Data for processing -

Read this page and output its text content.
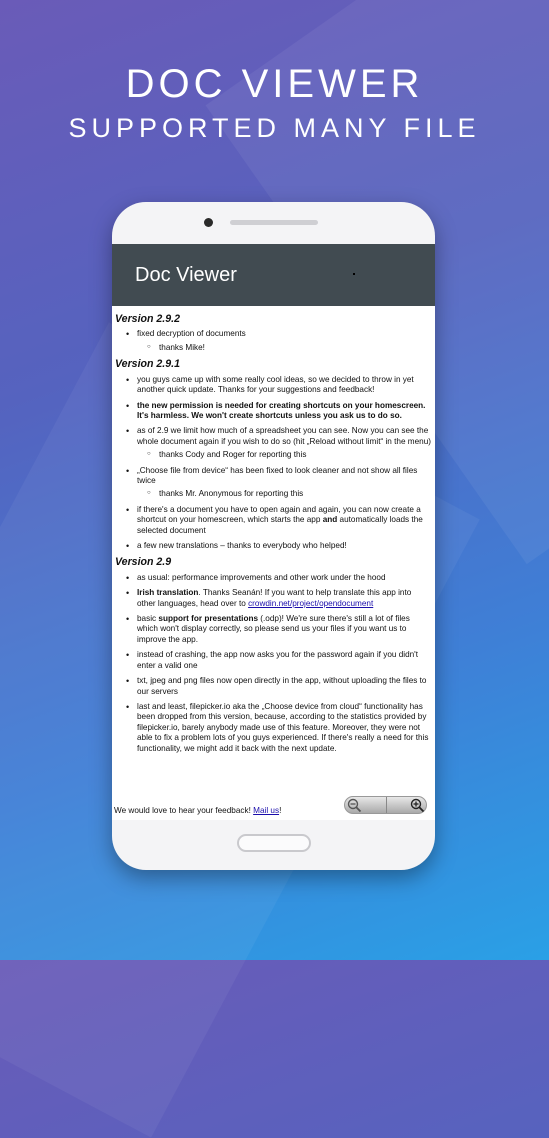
DOC VIEWER
SUPPORTED MANY FILE
Doc Viewer
Version 2.9.2
• fixed decryption of documents
○ thanks Mike!
Version 2.9.1
• you guys came up with some really cool ideas, so we decided to throw in yet another quick update. Thanks for your suggestions and feedback!
• the new permission is needed for creating shortcuts on your homescreen. It's harmless. We won't create shortcuts unless you ask us to do so.
• as of 2.9 we limit how much of a spreadsheet you can see. Now you can see the whole document again if you wish to do so (hit „Reload without limit“ in the menu)
○ thanks Cody and Roger for reporting this
• „Choose file from device“ has been fixed to look cleaner and not show all files twice
○ thanks Mr. Anonymous for reporting this
• if there's a document you have to open again and again, you can now create a shortcut on your homescreen, which starts the app and automatically loads the selected document
• a few new translations – thanks to everybody who helped!
Version 2.9
• as usual: performance improvements and other work under the hood
• Irish translation. Thanks Seanán! If you want to help translate this app into other languages, head over to crowdin.net/project/opendocument
• basic support for presentations (.odp)! We're sure there's still a lot of files which won't display correctly, so please send us your files if you want us to improve the app.
• instead of crashing, the app now asks you for the password again if you didn't enter a valid one
• txt, jpeg and png files now open directly in the app, without uploading the files to our servers
• last and least, filepicker.io aka the „Choose device from cloud“ functionality has been dropped from this version, because, according to the statistics provided by filepicker.io, barely anybody made use of this feature. Moreover, they were not able to fix a problem lots of you guys experienced. If there's really a need for this functionality, we might add it back with the next update.
We would love to hear your feedback! Mail us!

Goal - Copy the entries exactly. Leave out the images.

Result -
Read this page and output its text content.
DOC VIEWER
SUPPORTED MANY FILE
Doc Viewer
Version 2.9.2
• fixed decryption of documents
○ thanks Mike!
Version 2.9.1
• you guys came up with some really cool ideas, so we decided to throw in yet another quick update. Thanks for your suggestions and feedback!
• the new permission is needed for creating shortcuts on your homescreen. It's harmless. We won't create shortcuts unless you ask us to do so.
• as of 2.9 we limit how much of a spreadsheet you can see. Now you can see the whole document again if you wish to do so (hit „Reload without limit“ in the menu)
○ thanks Cody and Roger for reporting this
• „Choose file from device“ has been fixed to look cleaner and not show all files twice
○ thanks Mr. Anonymous for reporting this
• if there's a document you have to open again and again, you can now create a shortcut on your homescreen, which starts the app and automatically loads the selected document
• a few new translations – thanks to everybody who helped!
Version 2.9
• as usual: performance improvements and other work under the hood
• Irish translation. Thanks Seanán! If you want to help translate this app into other languages, head over to crowdin.net/project/opendocument
• basic support for presentations (.odp)! We're sure there's still a lot of files which won't display correctly, so please send us your files if you want us to improve the app.
• instead of crashing, the app now asks you for the password again if you didn't enter a valid one
• txt, jpeg and png files now open directly in the app, without uploading the files to our servers
• last and least, filepicker.io aka the „Choose device from cloud“ functionality has been dropped from this version, because, according to the statistics provided by filepicker.io, barely anybody made use of this feature. Moreover, they were not able to fix a problem lots of you guys experienced. If there's really a need for this functionality, we might add it back with the next update.
We would love to hear your feedback! Mail us!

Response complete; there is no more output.